INPUT —
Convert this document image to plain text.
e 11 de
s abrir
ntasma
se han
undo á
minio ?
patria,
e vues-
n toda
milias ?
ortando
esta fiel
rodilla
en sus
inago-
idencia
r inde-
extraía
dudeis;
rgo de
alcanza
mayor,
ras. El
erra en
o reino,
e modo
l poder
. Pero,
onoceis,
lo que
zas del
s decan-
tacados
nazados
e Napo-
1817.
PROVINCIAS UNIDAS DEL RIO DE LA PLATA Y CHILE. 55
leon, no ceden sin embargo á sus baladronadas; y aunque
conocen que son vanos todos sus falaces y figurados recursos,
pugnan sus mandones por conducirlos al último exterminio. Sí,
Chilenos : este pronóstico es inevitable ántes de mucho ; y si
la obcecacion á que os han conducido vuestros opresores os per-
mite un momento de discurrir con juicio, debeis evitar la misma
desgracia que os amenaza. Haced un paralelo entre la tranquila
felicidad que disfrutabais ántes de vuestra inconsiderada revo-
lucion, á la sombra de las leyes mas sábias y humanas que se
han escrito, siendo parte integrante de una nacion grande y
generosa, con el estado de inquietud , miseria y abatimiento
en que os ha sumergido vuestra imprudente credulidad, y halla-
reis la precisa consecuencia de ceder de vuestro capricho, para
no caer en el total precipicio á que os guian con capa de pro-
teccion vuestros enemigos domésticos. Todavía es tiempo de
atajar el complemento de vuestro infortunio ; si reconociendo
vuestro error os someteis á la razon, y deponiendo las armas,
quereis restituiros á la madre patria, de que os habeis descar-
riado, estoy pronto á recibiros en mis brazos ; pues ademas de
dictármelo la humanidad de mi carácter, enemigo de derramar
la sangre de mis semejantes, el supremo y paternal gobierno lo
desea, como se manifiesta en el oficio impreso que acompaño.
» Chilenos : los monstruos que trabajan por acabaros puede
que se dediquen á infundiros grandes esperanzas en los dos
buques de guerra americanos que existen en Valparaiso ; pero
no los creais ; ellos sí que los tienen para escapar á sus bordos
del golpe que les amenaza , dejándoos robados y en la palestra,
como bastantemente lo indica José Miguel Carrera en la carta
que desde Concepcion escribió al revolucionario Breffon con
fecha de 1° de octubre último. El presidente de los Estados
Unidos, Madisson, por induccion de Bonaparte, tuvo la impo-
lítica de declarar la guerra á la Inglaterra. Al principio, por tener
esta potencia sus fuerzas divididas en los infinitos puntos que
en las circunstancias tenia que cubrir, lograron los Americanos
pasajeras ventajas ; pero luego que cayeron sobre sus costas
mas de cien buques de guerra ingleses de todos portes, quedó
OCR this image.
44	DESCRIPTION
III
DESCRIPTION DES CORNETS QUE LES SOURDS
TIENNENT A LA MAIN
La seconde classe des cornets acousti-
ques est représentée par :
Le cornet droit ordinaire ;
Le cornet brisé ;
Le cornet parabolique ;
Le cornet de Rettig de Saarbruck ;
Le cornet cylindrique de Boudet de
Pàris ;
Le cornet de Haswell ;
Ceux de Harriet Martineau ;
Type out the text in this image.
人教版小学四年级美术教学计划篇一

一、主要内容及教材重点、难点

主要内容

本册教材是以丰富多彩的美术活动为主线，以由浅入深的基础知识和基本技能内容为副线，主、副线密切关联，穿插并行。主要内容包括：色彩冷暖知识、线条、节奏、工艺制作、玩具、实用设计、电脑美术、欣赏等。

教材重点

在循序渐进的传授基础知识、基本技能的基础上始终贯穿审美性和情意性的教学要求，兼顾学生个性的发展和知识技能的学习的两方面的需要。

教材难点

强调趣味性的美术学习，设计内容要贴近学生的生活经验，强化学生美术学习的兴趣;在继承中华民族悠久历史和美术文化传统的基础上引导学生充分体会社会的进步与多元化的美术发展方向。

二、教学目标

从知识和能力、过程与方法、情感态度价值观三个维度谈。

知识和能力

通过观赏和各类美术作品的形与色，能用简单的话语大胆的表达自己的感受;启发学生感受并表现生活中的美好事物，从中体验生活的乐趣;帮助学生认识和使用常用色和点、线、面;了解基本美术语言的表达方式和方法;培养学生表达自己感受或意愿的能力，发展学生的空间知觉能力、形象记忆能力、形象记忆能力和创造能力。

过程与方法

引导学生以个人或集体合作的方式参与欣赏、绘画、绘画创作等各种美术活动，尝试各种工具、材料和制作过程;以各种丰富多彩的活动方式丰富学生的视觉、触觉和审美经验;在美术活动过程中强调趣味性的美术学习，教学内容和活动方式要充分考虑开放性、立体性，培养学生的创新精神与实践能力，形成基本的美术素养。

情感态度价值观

THE PROBLEM — Select every line in the material above where the string "vuestros" occurs, and copy it.

CORRECT OUTPUT —
la obcecacion á que os han conducido vuestros opresores os per-
teccion vuestros enemigos domésticos. Todavía es tiempo de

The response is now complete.